→ **WORK INSTRUCTIONS**
Transcribe the records that follow in their entirety, omitting any pictures.

→ **EXTRACTED DATA**
-*-

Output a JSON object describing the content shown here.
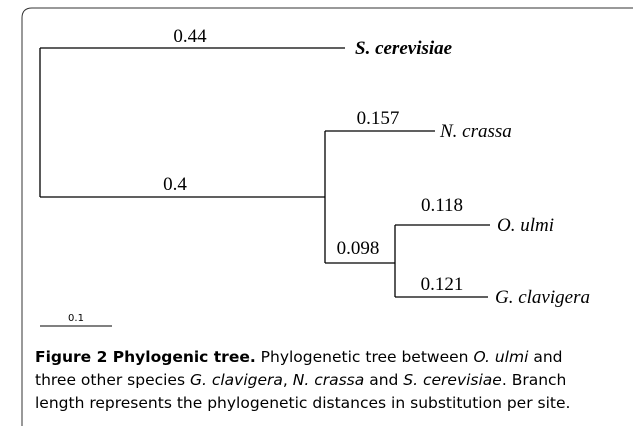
{
  "tree": {
    "branches": [
      {
        "length": "0.44",
        "leaf": "S. cerevisiae"
      },
      {
        "length": "0.4"
      },
      {
        "length": "0.157",
        "leaf": "N. crassa"
      },
      {
        "length": "0.098"
      },
      {
        "length": "0.118",
        "leaf": "O. ulmi"
      },
      {
        "length": "0.121",
        "leaf": "G. clavigera"
      }
    ],
    "scale_bar": "0.1"
  },
  "caption": {
    "lines": [
      [
        "Figure 2 Phylogenic tree.",
        " Phylogenetic tree between ",
        "O. ulmi",
        " and"
      ],
      [
        "three other species ",
        "G. clavigera",
        ", ",
        "N. crassa",
        " and ",
        "S. cerevisiae",
        ". Branch"
      ],
      [
        "length represents the phylogenetic distances in substitution per site."
      ]
    ]
  }
}
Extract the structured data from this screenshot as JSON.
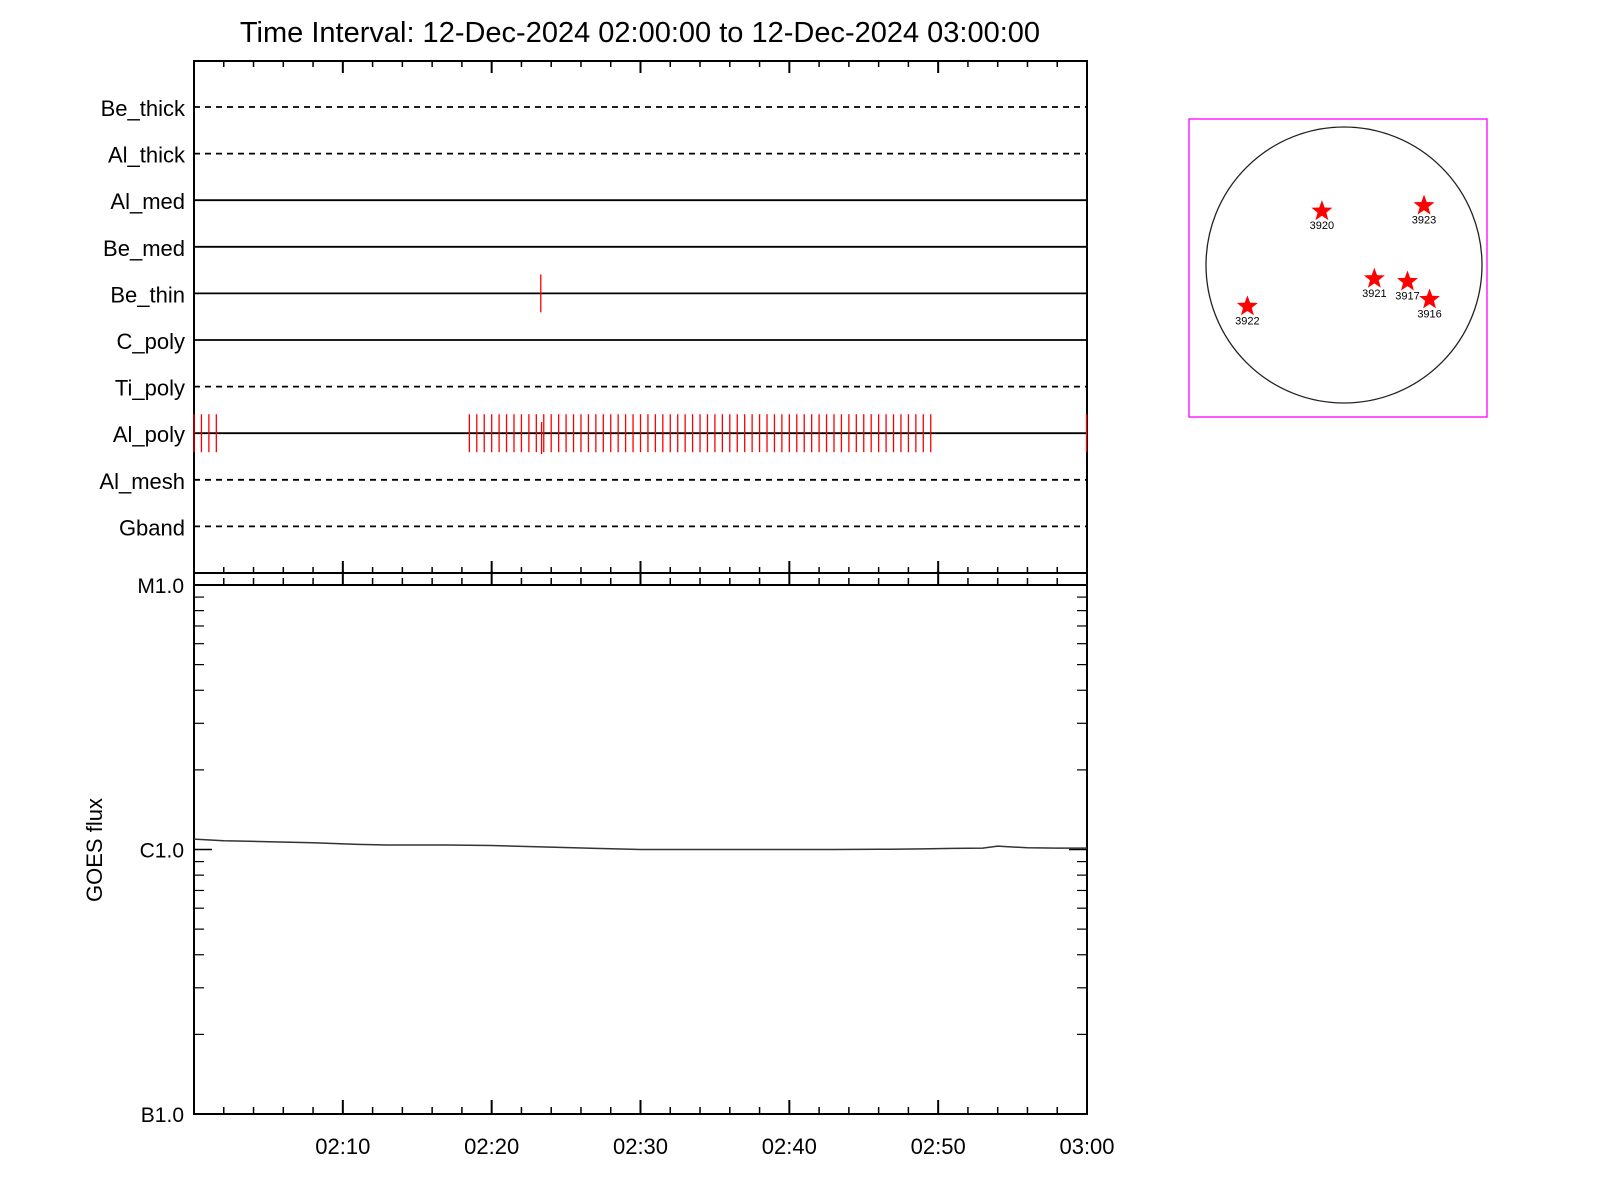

-*-

→ **FINISHED EXERCISE**
Output a JSON object describing the content shown here.
{
  "tree": {
    "branches": [
      {
        "length": "0.44",
        "leaf": "S. cerevisiae"
      },
      {
        "length": "0.4"
      },
      {
        "length": "0.157",
        "leaf": "N. crassa"
      },
      {
        "length": "0.098"
      },
      {
        "length": "0.118",
        "leaf": "O. ulmi"
      },
      {
        "length": "0.121",
        "leaf": "G. clavigera"
      }
    ],
    "scale_bar": "0.1"
  },
  "caption": {
    "lines": [
      [
        "Figure 2 Phylogenic tree.",
        " Phylogenetic tree between ",
        "O. ulmi",
        " and"
      ],
      [
        "three other species ",
        "G. clavigera",
        ", ",
        "N. crassa",
        " and ",
        "S. cerevisiae",
        ". Branch"
      ],
      [
        "length represents the phylogenetic distances in substitution per site."
      ]
    ]
  }
}
Extract the structured data from this screenshot as JSON.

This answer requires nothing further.